• [Requirements]: For each line below that includes the word "allowable", make a copy.

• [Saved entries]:

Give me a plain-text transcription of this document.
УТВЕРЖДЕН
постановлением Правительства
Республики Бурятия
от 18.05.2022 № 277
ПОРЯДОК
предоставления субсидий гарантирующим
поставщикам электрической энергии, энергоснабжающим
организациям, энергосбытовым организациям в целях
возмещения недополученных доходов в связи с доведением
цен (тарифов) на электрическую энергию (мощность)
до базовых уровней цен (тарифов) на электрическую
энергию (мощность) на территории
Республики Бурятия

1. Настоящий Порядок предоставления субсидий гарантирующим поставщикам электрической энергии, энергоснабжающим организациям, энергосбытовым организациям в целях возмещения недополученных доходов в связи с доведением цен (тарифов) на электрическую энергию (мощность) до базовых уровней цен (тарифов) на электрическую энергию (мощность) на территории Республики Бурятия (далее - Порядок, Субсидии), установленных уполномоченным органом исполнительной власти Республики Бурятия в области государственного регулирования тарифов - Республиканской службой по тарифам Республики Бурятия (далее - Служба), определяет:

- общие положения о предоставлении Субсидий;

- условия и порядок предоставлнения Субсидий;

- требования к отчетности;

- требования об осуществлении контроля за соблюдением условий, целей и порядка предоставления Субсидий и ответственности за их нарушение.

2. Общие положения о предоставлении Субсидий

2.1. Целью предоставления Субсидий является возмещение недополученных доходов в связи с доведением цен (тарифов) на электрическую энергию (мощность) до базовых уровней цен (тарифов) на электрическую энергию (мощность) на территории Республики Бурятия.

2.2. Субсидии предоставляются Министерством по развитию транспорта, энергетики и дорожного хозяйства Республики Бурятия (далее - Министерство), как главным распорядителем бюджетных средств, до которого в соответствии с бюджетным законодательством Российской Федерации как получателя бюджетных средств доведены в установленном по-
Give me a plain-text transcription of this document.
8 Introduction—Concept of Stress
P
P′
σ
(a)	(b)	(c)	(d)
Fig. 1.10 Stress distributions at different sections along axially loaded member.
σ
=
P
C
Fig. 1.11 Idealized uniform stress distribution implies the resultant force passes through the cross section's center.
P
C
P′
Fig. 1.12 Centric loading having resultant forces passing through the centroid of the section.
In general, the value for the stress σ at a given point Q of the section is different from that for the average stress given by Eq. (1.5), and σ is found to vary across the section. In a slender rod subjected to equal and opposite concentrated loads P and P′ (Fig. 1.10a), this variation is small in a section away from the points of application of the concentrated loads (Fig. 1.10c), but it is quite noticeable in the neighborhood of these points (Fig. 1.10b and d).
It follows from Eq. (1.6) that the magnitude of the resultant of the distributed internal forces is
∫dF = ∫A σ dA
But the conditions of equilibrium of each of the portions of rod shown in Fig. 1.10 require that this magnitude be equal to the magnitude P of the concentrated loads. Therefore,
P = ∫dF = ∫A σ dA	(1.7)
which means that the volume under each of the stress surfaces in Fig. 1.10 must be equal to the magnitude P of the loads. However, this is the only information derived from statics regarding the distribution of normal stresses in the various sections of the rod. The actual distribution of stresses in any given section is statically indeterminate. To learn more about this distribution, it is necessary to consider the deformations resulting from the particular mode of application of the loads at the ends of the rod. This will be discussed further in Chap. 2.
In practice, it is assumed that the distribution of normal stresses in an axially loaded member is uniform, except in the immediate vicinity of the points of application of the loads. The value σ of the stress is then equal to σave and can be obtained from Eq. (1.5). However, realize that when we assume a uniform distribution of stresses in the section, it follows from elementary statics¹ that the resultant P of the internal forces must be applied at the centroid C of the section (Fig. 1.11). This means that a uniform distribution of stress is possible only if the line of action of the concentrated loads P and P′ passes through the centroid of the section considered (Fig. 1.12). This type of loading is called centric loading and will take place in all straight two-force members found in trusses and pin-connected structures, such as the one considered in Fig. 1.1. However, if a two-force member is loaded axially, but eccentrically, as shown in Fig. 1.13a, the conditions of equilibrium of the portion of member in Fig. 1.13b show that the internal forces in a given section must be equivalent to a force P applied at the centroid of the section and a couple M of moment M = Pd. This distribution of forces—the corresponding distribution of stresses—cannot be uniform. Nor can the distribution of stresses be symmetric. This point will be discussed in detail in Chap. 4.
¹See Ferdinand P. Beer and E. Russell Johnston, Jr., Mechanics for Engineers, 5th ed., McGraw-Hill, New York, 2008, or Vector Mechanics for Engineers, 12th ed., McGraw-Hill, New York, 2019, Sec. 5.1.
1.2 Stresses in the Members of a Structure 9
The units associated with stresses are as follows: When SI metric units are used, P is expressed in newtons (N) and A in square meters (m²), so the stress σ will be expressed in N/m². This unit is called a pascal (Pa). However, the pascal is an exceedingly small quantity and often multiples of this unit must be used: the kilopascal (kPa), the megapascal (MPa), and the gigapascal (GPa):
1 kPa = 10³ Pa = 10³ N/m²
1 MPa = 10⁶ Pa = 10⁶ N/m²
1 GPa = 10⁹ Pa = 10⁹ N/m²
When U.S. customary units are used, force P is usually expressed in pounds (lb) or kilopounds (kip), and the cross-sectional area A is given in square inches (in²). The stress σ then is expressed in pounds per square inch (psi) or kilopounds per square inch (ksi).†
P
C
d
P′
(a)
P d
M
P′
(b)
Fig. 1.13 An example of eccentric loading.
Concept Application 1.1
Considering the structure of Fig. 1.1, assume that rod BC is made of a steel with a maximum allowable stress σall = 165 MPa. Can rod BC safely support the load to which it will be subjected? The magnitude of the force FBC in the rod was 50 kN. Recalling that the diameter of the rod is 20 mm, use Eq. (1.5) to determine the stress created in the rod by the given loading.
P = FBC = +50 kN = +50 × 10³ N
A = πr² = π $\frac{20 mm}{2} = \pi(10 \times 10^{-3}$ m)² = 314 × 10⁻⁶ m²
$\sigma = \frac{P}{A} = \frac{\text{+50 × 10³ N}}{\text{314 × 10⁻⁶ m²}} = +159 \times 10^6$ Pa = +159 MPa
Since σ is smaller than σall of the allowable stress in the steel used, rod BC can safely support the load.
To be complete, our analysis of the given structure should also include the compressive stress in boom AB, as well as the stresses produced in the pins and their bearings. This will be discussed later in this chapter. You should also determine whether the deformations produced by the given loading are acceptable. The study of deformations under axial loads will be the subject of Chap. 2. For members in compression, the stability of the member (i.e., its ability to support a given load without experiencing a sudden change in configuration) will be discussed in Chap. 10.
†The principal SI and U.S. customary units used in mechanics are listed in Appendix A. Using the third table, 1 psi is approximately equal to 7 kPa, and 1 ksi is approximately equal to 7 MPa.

• [Written answer]:
Considering the structure of Fig. 1.1, assume that rod BC is made of a steel with a maximum allowable stress σall = 165 MPa. Can rod BC safely support the load to which it will be subjected? The magnitude of the force FBC in the rod was 50 kN. Recalling that the diameter of the rod is 20 mm, use Eq. (1.5) to determine the stress created in the rod by the given loading.
Since σ is smaller than σall of the allowable stress in the steel used, rod BC can safely support the load.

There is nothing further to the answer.